**Your task**
Say how many lines contain "DNSTestWebService", using only the number.

**Task input**
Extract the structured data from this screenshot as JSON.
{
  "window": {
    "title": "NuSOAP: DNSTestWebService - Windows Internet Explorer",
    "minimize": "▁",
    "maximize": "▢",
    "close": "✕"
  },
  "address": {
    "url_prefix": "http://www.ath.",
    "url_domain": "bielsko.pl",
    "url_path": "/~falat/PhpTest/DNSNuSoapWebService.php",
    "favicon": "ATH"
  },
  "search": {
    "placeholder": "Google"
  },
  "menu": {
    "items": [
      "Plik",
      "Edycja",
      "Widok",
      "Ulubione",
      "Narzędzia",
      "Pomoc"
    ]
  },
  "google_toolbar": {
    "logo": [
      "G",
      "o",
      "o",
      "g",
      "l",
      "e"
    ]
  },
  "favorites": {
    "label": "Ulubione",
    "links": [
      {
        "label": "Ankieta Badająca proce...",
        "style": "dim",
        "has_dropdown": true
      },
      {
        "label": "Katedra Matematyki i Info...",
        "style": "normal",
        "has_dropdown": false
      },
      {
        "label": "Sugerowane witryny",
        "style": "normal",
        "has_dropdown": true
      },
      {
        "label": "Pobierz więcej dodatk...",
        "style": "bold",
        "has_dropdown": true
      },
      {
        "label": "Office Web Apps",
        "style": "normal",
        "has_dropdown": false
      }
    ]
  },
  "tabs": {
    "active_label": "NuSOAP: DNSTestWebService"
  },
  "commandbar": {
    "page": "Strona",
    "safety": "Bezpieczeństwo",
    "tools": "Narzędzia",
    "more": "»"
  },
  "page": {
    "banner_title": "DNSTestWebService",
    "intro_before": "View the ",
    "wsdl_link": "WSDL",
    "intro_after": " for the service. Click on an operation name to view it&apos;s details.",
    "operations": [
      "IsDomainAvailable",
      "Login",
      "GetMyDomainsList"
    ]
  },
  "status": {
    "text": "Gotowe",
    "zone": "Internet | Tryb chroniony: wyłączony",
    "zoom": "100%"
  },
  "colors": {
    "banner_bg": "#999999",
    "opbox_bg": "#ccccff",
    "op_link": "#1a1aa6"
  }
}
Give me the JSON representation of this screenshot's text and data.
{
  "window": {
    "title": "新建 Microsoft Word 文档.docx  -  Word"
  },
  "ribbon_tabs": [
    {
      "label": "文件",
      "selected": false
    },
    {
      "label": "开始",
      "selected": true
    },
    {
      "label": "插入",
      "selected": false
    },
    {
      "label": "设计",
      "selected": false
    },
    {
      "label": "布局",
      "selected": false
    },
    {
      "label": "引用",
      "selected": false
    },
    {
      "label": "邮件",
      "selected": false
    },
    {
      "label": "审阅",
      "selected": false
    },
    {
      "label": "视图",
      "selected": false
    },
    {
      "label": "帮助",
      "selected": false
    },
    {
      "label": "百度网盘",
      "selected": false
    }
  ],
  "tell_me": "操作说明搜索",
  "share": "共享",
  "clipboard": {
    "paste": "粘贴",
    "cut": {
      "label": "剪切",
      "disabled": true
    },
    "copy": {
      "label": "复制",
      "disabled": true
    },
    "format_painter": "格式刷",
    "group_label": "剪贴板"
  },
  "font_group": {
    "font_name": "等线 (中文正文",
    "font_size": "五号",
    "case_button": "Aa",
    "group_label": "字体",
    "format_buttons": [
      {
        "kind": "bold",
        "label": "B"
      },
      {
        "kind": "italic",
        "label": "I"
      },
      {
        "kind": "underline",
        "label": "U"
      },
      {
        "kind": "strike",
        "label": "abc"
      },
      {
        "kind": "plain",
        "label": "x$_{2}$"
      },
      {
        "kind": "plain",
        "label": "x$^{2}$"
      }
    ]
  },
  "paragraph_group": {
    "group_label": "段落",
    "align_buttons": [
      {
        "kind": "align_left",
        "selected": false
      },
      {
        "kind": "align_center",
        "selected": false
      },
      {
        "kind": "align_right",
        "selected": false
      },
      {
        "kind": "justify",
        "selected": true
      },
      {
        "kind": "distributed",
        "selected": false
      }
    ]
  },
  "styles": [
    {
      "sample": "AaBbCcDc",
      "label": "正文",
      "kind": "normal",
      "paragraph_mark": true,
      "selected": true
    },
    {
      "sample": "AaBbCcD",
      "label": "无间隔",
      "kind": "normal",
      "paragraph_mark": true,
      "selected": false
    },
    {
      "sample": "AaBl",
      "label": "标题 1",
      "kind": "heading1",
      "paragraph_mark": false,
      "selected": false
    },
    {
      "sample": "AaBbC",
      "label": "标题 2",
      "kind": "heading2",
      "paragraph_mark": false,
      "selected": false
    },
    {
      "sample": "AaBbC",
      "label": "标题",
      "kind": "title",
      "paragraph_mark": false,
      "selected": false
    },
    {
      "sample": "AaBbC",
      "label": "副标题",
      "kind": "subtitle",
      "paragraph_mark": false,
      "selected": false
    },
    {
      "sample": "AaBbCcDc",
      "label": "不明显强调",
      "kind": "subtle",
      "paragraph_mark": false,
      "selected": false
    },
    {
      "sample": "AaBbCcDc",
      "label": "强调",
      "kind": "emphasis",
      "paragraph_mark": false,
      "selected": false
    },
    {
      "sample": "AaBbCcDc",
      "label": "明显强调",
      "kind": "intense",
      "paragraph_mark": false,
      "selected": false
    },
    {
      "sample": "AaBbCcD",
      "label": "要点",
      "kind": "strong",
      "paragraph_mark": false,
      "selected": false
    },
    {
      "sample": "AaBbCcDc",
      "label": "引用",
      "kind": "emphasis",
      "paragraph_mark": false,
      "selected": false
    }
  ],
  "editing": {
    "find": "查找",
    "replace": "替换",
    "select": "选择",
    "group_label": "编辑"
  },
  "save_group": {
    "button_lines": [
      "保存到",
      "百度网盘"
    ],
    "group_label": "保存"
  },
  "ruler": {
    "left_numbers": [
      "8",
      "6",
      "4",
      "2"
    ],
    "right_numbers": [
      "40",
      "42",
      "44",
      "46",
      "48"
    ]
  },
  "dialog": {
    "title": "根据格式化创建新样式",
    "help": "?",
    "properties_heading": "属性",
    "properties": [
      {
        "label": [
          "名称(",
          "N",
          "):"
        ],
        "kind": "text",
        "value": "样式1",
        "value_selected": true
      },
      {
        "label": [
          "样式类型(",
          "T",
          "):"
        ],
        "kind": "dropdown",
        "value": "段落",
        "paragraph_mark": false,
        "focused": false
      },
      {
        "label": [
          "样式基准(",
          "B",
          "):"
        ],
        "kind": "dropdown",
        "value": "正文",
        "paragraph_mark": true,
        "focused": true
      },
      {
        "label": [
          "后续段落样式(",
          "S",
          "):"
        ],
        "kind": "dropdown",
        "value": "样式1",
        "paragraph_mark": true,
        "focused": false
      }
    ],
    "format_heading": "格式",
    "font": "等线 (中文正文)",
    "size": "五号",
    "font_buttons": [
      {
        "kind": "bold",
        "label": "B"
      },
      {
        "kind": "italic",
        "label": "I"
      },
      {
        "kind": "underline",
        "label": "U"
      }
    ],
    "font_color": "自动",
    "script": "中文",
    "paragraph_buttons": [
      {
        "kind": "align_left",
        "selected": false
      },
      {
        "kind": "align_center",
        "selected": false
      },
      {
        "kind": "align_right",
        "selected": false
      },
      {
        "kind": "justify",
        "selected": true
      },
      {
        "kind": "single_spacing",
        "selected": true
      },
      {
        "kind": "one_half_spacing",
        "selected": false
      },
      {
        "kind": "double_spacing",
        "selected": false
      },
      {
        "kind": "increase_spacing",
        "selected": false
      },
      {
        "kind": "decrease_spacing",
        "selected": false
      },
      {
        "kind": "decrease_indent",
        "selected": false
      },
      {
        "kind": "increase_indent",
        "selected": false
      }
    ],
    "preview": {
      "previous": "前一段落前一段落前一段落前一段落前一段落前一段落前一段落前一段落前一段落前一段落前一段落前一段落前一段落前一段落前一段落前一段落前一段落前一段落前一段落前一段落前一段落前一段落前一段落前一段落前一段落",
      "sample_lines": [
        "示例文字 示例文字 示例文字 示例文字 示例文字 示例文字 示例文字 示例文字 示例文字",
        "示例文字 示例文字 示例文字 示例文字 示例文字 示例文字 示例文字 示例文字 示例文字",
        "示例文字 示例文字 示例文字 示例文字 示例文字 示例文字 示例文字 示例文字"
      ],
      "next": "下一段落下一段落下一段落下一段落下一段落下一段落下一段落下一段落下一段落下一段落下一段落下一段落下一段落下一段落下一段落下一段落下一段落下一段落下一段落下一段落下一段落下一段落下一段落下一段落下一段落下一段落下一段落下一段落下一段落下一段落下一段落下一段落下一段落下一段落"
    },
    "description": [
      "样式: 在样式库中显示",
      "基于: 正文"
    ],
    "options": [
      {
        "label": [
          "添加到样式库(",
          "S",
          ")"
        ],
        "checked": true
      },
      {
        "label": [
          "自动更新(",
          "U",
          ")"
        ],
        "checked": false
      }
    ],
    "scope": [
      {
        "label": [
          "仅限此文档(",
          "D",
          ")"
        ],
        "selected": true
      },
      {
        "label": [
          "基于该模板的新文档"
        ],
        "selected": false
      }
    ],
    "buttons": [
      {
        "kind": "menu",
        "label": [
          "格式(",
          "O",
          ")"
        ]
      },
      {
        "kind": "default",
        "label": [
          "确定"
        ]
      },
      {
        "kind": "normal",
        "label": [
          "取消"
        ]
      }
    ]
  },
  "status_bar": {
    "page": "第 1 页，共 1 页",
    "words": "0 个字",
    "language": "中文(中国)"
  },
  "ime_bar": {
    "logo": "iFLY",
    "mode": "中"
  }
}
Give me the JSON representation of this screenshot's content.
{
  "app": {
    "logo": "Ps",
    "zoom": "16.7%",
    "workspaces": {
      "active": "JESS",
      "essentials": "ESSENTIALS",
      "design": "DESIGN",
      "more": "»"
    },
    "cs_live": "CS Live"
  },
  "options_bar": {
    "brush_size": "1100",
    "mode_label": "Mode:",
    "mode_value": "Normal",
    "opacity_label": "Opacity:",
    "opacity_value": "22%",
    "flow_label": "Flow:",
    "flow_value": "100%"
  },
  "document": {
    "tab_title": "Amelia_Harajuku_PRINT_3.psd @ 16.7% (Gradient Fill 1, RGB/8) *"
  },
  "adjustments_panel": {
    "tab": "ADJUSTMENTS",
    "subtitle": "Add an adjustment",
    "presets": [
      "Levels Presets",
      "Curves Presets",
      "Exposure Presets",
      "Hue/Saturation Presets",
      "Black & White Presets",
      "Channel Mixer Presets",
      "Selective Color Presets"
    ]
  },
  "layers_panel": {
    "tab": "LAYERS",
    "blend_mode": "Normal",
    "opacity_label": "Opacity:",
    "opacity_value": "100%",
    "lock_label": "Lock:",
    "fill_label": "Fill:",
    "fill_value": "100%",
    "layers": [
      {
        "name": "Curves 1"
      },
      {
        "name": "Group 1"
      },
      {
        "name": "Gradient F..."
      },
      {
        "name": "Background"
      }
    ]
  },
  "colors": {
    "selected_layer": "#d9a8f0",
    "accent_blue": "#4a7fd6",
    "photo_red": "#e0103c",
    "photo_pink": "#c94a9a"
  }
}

**Task response**
3